-- Start of MATERIAL SHOWN --

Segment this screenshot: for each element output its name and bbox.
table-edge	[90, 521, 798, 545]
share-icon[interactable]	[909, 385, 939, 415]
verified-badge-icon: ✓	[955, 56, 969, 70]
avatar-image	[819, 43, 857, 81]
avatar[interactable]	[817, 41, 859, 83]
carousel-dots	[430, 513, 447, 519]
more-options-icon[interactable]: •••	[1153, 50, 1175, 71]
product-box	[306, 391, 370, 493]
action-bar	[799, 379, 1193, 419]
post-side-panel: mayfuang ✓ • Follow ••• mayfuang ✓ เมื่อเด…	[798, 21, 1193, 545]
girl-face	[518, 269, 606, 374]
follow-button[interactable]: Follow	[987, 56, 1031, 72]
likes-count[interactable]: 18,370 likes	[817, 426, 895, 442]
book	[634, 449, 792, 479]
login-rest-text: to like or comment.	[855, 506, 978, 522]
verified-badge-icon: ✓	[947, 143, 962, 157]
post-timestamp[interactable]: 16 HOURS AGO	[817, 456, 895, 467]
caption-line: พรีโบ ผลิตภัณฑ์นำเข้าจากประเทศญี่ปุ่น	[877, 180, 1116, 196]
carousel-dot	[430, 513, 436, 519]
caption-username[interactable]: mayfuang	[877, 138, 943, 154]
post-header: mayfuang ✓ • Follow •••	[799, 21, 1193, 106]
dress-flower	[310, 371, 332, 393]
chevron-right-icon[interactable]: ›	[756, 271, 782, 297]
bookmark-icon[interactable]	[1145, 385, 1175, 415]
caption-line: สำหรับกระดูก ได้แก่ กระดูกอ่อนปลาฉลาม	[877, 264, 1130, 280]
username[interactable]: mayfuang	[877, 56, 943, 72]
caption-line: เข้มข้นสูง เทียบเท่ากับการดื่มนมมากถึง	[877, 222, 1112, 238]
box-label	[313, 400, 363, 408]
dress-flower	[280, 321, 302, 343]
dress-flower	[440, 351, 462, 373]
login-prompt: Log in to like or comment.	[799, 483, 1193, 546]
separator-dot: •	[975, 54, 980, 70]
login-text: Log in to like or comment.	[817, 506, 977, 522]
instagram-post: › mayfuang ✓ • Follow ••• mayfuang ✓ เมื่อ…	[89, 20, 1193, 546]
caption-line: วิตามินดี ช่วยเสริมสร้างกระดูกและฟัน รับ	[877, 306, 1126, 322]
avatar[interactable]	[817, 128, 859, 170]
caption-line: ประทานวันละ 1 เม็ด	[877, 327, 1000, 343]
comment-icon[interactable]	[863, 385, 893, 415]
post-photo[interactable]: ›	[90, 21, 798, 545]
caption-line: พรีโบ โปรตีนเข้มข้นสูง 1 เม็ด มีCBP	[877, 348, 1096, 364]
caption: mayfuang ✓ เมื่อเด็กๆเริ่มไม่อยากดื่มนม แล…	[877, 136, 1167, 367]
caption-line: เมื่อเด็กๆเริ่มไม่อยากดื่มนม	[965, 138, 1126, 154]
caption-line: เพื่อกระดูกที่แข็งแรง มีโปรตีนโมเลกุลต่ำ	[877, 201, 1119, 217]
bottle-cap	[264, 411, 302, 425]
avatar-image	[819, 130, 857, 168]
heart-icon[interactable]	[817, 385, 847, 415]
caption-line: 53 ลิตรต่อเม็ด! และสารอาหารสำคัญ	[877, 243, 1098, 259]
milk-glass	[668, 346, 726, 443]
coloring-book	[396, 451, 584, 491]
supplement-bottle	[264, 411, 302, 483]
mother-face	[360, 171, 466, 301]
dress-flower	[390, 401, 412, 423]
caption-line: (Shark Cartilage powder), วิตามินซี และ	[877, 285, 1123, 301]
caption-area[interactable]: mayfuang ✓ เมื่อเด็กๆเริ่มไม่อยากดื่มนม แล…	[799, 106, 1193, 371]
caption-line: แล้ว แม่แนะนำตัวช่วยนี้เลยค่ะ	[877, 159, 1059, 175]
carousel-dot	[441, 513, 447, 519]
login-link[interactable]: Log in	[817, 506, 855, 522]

-- End of MATERIAL SHOWN --

• [TASK DETAILS]
From the entries above, pull out every line that contains the string "อยากด" and list those lines.

• [WRITTEN ANSWER]
caption: mayfuang ✓ เมื่อเด็กๆเริ่มไม่อยากดื่มนม แล…	[877, 136, 1167, 367]
caption-line: เมื่อเด็กๆเริ่มไม่อยากดื่มนม	[965, 138, 1126, 154]
caption-area[interactable]: mayfuang ✓ เมื่อเด็กๆเริ่มไม่อยากดื่มนม แล…	[799, 106, 1193, 371]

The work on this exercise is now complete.